STATED PROBLEM: Show all lines from the listing below that contain "placeholder".

--

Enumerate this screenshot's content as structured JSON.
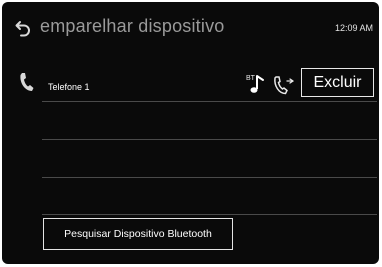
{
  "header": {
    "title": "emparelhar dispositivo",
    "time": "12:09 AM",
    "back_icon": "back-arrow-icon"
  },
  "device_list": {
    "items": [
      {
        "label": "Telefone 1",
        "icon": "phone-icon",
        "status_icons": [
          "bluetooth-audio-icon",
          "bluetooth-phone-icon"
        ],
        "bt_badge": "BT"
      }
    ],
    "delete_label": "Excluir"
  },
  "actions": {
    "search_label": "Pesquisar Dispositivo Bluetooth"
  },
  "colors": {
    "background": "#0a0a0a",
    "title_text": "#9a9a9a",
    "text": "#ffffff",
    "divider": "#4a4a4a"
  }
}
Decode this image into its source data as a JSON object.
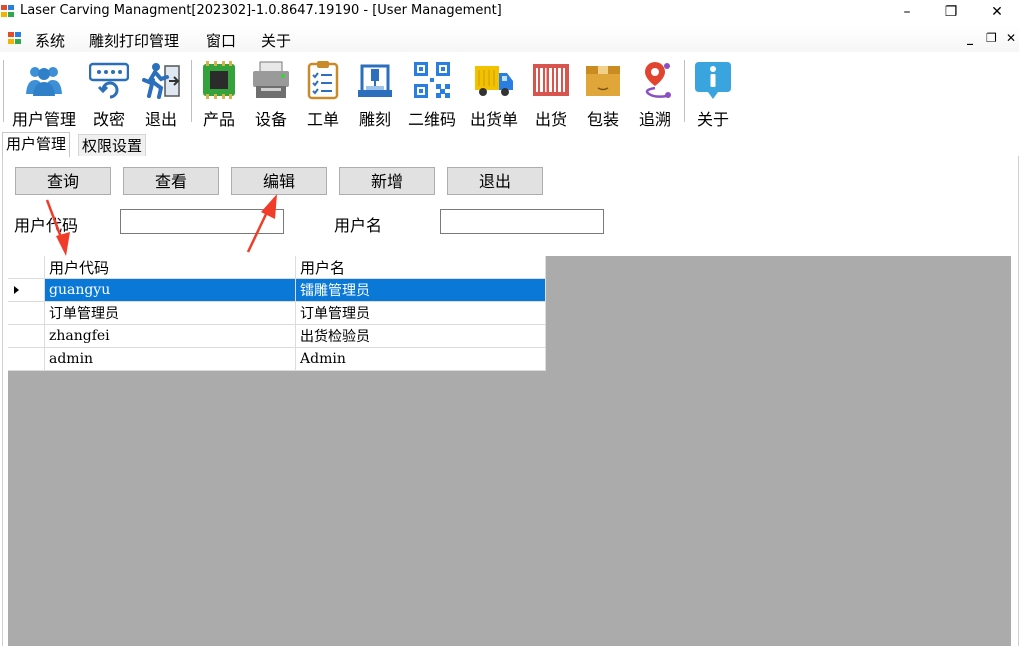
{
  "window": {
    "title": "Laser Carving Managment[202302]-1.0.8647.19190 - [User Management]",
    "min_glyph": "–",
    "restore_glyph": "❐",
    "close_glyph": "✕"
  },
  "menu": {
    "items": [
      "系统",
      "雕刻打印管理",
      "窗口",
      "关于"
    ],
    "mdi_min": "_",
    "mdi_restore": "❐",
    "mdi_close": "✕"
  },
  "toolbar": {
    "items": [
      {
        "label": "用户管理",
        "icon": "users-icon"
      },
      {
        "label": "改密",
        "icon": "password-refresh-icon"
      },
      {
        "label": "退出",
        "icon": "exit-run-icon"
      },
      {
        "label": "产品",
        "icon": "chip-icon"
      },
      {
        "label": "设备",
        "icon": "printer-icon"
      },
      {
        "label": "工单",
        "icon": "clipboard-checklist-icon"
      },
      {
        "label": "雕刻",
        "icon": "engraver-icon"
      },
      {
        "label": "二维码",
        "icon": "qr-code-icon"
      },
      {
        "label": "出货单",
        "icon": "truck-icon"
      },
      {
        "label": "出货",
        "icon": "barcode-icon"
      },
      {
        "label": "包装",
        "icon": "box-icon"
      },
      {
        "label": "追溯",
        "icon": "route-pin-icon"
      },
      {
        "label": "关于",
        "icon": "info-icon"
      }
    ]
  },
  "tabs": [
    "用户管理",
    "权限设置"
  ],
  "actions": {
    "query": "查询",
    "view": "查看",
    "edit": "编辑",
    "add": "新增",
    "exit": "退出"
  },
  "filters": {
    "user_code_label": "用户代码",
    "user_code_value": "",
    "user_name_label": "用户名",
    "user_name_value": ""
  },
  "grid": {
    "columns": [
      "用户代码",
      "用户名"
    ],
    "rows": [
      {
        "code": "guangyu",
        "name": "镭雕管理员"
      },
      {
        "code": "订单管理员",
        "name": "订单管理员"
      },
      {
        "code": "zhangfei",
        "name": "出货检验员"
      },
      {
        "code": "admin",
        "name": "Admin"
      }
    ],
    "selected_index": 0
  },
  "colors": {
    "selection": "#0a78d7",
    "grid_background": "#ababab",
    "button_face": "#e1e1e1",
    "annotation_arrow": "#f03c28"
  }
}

--

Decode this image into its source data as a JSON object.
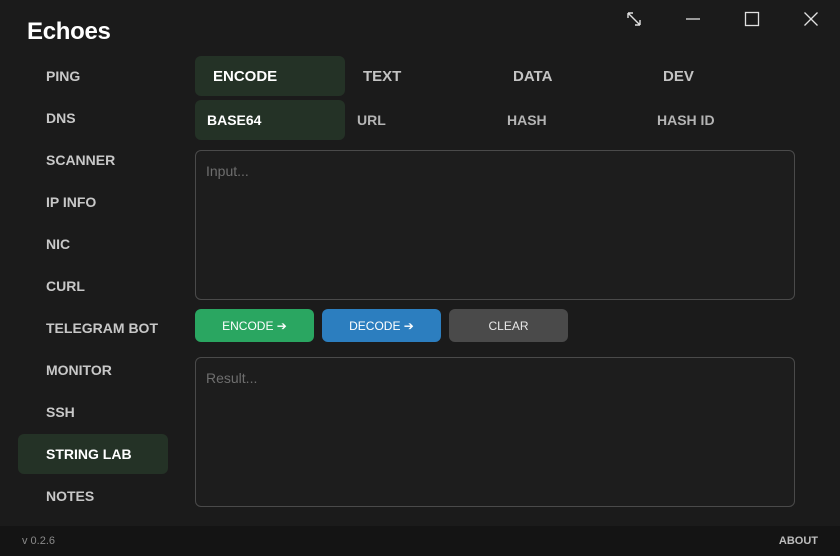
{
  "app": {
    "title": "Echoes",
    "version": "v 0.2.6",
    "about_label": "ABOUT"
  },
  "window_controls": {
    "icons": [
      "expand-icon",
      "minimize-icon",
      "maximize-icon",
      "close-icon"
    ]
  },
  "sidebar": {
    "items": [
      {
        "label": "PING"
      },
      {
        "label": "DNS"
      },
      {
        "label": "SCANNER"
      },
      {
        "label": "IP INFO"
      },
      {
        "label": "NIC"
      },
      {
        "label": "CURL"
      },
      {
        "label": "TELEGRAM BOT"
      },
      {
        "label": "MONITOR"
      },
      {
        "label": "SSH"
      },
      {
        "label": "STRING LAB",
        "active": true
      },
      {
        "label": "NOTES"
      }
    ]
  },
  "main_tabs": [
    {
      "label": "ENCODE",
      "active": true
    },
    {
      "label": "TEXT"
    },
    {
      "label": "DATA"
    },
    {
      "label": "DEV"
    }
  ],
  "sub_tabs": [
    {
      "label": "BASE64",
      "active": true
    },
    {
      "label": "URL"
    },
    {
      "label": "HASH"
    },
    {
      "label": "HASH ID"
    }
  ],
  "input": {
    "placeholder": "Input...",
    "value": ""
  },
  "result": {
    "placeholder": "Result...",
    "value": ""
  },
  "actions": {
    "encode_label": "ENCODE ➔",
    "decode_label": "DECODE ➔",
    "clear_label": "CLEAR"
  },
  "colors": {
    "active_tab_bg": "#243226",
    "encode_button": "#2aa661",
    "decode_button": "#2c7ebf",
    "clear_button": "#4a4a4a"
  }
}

--

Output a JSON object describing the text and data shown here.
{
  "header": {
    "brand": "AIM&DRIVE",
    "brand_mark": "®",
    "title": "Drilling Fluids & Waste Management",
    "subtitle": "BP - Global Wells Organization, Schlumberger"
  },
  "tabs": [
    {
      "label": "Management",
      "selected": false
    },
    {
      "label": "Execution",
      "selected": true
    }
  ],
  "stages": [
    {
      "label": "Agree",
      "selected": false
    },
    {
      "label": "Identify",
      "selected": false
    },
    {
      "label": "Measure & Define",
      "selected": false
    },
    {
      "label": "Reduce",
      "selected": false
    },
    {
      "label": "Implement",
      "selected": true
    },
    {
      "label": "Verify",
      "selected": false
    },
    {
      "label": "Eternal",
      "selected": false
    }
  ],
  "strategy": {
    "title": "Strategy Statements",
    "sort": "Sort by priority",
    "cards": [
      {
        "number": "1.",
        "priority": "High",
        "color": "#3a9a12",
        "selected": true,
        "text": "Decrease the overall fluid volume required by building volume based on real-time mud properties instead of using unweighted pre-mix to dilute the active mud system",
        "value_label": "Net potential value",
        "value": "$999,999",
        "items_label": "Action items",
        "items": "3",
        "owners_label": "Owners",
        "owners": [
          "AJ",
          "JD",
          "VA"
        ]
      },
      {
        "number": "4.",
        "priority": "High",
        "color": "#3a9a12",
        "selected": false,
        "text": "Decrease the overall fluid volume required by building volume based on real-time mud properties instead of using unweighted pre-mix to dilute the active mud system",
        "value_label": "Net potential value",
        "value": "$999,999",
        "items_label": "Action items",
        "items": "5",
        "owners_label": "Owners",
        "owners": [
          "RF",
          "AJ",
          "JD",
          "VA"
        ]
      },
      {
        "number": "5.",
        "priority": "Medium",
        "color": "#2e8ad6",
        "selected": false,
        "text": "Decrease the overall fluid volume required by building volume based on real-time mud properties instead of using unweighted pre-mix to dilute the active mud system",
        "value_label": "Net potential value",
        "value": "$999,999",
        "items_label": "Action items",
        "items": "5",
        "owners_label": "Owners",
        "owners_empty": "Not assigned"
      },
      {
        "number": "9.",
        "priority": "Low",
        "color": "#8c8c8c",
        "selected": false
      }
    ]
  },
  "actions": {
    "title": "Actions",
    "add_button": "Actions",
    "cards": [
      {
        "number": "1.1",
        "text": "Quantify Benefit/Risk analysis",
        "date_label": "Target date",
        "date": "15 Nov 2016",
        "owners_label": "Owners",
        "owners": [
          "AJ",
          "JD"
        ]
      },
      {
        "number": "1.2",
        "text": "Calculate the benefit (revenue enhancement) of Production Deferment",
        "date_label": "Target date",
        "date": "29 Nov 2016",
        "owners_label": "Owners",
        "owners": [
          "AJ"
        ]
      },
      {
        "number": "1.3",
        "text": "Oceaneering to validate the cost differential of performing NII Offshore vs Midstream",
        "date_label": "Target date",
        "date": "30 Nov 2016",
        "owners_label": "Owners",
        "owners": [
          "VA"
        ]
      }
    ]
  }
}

--

ANSWER:
    "placeholder": "Input...",
    "placeholder": "Result...",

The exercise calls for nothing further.